Stored data entries:
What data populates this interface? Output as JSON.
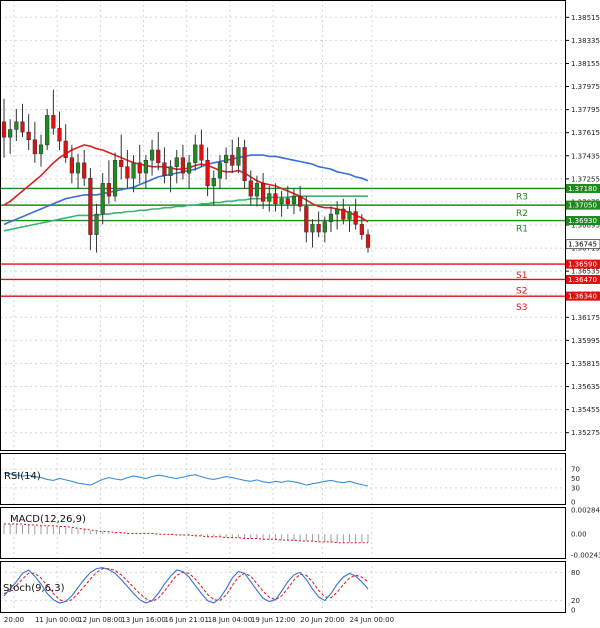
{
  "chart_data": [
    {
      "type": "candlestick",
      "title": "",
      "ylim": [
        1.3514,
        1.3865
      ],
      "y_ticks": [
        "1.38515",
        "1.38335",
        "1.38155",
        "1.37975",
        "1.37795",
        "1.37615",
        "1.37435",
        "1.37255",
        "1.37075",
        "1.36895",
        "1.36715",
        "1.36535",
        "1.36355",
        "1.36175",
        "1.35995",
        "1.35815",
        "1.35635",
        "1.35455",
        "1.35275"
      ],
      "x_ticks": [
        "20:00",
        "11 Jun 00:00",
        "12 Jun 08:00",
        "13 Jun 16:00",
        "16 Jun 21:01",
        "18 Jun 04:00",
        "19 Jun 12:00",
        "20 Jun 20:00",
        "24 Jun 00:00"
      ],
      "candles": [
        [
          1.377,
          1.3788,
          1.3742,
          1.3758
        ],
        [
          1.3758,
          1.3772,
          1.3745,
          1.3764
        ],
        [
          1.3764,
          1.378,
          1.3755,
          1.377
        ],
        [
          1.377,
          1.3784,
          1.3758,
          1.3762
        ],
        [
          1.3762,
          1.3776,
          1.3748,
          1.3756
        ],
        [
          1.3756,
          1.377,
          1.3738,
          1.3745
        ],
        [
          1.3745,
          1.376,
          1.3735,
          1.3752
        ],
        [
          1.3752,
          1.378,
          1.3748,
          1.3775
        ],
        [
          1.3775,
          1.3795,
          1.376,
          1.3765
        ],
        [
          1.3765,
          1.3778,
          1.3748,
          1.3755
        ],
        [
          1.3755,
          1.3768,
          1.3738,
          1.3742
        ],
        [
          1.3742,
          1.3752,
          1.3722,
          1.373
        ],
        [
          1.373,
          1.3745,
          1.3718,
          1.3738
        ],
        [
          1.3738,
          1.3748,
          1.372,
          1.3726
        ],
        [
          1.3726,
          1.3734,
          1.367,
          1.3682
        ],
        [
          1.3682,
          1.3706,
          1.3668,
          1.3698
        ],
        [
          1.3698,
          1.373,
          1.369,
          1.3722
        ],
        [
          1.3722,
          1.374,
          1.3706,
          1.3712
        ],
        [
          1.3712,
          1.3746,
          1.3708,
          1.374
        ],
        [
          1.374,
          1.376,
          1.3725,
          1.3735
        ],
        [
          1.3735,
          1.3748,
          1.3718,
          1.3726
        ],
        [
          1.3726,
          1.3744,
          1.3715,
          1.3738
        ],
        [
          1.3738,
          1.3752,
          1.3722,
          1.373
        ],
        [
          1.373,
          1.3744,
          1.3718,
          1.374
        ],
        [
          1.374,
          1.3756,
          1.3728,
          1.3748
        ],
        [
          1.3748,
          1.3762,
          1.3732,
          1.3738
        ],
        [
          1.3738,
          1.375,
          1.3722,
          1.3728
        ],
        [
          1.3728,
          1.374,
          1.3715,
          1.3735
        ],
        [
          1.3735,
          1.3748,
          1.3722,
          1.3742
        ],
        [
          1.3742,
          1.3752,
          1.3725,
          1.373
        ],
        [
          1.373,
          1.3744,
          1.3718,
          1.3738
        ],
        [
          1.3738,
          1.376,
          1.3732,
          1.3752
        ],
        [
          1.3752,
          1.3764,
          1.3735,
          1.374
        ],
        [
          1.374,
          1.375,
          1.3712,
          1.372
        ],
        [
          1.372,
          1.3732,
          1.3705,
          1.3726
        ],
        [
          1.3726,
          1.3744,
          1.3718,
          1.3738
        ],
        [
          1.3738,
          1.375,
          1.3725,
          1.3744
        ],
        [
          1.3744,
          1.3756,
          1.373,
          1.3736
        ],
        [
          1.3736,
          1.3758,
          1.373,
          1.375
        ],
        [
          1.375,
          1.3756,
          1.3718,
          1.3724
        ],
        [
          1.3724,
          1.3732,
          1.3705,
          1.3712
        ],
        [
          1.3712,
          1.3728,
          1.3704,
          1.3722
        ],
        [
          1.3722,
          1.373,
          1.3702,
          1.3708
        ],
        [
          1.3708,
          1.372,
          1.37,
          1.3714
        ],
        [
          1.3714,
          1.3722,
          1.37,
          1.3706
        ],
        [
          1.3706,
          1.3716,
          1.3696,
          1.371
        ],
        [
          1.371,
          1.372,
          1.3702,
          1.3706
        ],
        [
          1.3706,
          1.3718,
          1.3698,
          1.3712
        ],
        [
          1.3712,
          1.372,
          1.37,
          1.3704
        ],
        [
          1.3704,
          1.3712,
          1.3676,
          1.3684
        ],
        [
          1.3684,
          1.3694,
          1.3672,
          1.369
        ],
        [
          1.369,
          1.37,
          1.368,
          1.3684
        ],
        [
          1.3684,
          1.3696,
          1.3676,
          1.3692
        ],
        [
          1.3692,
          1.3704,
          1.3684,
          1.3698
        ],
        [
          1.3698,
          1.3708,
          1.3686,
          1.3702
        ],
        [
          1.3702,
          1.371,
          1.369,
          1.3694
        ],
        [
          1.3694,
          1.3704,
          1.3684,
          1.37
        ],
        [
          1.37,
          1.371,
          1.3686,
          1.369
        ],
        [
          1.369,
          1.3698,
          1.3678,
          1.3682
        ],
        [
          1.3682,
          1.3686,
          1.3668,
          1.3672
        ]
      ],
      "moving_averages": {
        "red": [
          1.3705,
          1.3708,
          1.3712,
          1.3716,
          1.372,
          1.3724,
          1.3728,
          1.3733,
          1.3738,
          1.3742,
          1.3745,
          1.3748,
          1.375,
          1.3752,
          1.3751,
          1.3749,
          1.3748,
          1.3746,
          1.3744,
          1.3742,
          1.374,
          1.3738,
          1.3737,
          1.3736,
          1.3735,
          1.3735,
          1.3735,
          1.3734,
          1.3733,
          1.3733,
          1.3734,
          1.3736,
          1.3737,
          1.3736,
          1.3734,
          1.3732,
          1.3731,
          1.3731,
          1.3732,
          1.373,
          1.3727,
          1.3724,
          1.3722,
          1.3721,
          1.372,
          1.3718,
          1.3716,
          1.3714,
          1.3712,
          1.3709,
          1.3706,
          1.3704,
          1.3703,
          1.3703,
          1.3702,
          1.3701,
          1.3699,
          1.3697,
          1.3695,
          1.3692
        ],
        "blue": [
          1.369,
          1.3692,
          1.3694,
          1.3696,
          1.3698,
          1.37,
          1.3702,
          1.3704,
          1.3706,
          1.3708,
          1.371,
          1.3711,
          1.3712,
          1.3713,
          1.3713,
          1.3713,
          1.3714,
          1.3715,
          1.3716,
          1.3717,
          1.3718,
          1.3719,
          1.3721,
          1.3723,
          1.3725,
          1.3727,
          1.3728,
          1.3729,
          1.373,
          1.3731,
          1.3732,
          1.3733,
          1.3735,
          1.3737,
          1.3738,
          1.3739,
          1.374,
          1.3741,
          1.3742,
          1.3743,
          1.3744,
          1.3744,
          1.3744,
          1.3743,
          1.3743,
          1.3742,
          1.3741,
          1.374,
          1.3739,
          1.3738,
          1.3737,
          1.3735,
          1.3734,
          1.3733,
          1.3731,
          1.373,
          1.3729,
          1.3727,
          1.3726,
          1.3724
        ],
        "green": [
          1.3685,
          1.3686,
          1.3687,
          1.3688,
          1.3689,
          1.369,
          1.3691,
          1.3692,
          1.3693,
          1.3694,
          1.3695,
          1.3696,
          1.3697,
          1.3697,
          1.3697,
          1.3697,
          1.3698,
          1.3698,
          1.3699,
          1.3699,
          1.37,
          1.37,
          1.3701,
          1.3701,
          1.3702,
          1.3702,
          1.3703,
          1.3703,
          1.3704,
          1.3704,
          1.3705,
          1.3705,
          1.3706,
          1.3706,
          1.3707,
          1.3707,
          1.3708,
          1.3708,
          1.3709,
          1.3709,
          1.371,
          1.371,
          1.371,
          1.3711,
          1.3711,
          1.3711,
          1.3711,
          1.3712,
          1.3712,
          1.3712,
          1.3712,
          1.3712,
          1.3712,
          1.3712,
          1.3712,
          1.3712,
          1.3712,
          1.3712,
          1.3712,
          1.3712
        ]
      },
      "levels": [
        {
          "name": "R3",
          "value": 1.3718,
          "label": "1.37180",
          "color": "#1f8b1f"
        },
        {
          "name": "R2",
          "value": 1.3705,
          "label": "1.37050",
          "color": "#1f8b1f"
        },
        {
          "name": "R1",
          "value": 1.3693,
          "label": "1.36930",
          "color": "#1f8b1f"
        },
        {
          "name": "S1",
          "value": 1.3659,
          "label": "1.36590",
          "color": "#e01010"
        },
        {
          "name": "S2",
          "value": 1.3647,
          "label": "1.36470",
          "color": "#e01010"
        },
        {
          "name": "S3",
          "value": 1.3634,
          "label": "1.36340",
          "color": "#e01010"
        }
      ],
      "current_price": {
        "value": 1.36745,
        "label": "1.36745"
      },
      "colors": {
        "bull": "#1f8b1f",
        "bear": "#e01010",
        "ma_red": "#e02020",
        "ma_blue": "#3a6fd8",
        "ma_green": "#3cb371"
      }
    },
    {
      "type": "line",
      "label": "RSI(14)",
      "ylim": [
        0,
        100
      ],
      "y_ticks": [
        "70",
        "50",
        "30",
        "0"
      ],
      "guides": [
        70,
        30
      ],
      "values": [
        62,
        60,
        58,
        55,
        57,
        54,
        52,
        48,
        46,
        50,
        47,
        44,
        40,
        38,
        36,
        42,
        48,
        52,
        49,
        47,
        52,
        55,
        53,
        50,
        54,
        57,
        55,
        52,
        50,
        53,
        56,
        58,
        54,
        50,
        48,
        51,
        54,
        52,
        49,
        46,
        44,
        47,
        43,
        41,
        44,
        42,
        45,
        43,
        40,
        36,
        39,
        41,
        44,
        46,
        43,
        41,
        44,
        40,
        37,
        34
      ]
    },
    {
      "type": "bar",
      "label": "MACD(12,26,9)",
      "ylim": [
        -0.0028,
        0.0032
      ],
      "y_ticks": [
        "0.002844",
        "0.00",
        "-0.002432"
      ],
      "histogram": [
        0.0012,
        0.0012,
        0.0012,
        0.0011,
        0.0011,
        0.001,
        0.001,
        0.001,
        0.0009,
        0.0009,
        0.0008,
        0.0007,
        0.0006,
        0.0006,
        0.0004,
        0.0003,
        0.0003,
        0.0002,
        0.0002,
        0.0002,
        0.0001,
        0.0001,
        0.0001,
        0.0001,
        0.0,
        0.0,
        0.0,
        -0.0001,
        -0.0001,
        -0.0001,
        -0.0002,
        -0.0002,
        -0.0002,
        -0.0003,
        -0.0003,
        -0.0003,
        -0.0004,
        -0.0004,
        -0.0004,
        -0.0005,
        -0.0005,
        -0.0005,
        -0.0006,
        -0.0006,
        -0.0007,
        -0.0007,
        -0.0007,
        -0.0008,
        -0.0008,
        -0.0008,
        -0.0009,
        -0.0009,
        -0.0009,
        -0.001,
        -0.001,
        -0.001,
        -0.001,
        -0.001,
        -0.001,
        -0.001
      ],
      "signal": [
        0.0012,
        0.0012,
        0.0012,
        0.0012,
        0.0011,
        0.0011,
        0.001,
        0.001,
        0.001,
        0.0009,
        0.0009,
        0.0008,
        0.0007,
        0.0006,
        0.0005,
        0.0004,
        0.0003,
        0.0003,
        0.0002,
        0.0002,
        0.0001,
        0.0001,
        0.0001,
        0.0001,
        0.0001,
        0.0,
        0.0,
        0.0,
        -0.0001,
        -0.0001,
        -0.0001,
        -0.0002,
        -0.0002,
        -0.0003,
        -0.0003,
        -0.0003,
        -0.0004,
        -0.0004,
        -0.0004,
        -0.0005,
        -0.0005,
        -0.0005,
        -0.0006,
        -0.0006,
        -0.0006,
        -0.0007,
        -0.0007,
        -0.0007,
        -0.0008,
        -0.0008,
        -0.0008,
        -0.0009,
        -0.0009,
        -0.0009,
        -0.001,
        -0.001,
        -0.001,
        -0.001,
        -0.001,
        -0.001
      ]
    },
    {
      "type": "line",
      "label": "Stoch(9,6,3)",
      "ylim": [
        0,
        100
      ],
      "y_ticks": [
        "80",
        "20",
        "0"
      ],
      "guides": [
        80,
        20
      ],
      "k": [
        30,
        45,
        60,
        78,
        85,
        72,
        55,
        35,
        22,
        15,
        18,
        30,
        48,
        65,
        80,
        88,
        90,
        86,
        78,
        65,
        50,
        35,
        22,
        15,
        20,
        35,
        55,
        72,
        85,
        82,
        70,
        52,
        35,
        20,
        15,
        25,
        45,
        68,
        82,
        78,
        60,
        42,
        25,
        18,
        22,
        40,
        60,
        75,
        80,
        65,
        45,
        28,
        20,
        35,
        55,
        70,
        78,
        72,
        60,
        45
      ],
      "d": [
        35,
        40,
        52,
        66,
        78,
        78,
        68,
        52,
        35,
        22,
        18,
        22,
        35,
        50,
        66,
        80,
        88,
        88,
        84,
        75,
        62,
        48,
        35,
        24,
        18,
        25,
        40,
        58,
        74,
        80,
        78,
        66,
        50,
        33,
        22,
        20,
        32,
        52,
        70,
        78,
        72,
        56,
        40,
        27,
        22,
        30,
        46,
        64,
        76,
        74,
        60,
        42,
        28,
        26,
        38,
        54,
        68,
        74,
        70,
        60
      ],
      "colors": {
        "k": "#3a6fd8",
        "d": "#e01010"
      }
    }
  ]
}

## Exercise details
Which lines of the data above contain "name"? Copy each one.

## Result for this exercise
          "name": "R3",
          "name": "R2",
          "name": "R1",
          "name": "S1",
          "name": "S2",
          "name": "S3",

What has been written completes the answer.